Written exercise =
Select the lines that hold the word "个人登录" and copy each one.

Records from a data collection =

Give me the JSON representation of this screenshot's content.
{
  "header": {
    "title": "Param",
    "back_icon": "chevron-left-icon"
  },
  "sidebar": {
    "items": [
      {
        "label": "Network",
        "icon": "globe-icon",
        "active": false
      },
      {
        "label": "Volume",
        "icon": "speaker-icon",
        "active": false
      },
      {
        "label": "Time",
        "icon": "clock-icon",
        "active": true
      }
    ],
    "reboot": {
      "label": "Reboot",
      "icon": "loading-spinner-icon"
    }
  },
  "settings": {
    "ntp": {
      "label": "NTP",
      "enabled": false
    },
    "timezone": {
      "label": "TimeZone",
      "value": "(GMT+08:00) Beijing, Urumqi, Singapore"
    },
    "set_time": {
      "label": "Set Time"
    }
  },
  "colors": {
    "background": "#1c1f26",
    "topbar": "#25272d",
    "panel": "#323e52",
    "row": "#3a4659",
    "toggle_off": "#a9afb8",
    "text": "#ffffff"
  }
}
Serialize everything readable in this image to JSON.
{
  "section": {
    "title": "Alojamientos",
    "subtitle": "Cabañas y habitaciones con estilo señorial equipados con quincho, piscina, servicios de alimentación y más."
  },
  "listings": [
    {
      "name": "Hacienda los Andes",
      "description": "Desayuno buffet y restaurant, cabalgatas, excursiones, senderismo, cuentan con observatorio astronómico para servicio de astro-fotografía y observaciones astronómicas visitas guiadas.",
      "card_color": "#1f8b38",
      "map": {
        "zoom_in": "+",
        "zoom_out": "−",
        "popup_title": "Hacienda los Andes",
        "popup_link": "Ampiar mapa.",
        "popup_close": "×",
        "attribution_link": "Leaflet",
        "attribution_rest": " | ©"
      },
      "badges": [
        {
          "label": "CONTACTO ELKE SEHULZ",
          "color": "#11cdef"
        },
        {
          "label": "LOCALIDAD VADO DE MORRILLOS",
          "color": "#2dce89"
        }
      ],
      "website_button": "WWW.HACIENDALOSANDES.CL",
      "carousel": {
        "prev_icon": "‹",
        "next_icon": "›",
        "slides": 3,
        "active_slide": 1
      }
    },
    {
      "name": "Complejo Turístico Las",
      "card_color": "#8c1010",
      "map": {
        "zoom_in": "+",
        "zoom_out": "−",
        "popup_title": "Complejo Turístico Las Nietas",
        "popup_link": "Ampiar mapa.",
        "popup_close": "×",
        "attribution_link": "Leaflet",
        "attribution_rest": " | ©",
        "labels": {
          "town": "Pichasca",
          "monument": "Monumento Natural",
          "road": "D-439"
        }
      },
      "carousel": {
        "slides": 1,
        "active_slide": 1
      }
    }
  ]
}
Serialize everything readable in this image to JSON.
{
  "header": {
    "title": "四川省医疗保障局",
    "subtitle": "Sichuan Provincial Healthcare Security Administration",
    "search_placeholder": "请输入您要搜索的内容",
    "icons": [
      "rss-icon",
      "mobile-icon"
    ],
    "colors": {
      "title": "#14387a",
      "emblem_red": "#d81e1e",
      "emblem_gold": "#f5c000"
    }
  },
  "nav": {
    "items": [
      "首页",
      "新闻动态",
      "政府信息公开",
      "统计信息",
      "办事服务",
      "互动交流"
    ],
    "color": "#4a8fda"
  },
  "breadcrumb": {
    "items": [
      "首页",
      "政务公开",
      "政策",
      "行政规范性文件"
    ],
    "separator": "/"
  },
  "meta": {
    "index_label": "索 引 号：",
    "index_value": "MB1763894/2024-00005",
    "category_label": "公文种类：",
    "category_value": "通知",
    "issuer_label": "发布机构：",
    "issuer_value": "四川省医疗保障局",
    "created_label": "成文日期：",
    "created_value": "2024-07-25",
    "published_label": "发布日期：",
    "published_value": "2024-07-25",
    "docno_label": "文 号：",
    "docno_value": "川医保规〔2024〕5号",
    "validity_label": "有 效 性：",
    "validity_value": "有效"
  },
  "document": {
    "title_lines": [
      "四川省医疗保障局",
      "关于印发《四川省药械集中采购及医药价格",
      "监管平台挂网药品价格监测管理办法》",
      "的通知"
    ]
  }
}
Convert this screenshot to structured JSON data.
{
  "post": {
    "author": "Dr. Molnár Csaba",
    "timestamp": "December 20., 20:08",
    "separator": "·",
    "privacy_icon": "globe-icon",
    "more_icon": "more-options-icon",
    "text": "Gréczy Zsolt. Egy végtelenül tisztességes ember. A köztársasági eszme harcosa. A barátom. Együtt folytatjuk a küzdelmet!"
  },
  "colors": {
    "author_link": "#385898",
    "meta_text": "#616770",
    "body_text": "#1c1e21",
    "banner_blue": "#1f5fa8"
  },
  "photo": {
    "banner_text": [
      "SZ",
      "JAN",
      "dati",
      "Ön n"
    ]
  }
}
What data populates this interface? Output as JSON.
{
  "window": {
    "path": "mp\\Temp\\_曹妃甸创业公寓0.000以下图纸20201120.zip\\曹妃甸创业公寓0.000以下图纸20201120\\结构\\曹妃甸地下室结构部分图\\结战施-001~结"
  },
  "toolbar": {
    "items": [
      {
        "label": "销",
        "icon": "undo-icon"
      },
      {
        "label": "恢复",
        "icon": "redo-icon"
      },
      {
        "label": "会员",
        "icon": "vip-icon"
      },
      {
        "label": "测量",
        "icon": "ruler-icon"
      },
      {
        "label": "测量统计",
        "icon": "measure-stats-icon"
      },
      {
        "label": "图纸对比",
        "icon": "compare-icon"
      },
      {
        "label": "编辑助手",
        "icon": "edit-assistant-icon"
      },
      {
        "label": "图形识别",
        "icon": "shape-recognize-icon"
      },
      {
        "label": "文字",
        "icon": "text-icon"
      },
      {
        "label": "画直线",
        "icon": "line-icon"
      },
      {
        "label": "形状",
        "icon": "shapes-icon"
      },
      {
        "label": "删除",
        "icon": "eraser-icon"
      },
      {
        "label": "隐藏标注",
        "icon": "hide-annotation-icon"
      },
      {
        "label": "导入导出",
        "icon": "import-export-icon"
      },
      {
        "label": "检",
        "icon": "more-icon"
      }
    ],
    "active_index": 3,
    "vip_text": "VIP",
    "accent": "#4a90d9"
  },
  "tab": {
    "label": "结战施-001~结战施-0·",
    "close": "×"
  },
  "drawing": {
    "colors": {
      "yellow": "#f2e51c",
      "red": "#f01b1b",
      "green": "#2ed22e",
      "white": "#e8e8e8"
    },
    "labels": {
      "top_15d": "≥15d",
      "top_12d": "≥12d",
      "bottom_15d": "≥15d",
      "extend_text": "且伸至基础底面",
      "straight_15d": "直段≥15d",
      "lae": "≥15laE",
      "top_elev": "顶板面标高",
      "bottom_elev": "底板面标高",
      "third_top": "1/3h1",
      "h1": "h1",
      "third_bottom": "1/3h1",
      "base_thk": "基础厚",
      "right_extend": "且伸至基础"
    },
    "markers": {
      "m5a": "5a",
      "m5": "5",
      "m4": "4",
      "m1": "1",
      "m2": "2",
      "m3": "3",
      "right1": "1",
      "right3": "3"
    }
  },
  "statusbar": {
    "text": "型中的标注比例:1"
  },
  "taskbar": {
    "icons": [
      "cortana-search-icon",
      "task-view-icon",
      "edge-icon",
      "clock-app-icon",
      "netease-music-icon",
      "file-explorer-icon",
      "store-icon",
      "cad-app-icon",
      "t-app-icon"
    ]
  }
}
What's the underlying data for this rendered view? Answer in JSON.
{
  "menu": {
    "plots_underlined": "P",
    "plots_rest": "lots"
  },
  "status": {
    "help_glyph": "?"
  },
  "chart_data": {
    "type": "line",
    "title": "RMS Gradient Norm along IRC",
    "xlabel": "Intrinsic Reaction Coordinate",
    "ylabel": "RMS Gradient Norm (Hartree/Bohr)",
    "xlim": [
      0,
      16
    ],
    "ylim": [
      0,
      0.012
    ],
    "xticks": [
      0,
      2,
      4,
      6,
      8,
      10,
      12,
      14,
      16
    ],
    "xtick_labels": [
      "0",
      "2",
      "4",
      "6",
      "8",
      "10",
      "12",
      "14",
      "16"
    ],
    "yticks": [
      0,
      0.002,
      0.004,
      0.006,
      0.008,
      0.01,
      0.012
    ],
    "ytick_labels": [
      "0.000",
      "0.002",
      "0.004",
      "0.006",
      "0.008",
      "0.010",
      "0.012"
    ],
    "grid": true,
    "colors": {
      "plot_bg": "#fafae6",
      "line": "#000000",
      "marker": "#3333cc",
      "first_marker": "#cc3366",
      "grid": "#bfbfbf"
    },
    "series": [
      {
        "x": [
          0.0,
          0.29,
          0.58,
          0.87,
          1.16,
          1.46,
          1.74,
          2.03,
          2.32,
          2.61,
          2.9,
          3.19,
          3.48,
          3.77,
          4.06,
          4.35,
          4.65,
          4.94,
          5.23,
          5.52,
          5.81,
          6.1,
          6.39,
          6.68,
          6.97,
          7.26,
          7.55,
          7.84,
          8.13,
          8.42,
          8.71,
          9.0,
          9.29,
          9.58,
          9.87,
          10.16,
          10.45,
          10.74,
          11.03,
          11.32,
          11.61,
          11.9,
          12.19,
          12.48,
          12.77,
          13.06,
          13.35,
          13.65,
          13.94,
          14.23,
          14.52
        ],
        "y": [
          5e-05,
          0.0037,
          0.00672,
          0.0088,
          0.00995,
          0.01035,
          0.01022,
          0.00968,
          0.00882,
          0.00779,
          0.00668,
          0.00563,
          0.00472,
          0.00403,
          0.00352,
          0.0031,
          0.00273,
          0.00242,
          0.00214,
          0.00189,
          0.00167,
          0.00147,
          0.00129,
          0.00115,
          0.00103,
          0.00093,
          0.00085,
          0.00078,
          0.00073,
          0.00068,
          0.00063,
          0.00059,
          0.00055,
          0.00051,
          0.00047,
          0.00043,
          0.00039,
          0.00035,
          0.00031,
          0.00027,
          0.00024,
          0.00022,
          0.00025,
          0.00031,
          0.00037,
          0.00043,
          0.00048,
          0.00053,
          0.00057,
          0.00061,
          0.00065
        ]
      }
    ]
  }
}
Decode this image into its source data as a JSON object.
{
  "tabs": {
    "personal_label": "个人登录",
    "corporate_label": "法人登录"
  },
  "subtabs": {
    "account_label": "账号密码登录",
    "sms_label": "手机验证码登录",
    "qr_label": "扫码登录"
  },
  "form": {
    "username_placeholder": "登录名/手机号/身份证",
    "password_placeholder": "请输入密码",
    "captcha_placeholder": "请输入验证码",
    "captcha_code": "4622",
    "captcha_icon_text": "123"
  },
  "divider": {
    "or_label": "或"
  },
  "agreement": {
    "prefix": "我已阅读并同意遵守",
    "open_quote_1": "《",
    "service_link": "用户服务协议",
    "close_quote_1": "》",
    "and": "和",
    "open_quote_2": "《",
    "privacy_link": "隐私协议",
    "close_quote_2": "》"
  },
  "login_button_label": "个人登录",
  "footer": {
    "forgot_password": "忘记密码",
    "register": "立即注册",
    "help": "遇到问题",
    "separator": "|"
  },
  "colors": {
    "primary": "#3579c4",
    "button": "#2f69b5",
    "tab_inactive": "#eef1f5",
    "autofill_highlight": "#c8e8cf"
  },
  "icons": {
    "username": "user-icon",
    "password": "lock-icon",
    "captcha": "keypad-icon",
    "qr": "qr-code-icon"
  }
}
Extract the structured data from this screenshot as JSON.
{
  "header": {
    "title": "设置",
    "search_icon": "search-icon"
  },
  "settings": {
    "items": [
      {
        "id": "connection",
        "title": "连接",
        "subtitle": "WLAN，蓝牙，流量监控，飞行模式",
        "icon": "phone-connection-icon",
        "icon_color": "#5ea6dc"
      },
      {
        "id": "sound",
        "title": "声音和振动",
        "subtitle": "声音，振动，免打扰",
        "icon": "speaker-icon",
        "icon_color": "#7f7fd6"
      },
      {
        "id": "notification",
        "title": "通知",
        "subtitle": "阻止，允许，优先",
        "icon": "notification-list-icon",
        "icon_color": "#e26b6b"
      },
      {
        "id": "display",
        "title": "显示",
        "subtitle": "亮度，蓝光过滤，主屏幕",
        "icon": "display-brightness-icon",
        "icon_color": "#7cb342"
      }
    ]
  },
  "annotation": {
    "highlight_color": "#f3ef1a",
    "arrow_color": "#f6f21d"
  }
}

Result of this exercise =
    "personal_label": "个人登录",
  "login_button_label": "个人登录",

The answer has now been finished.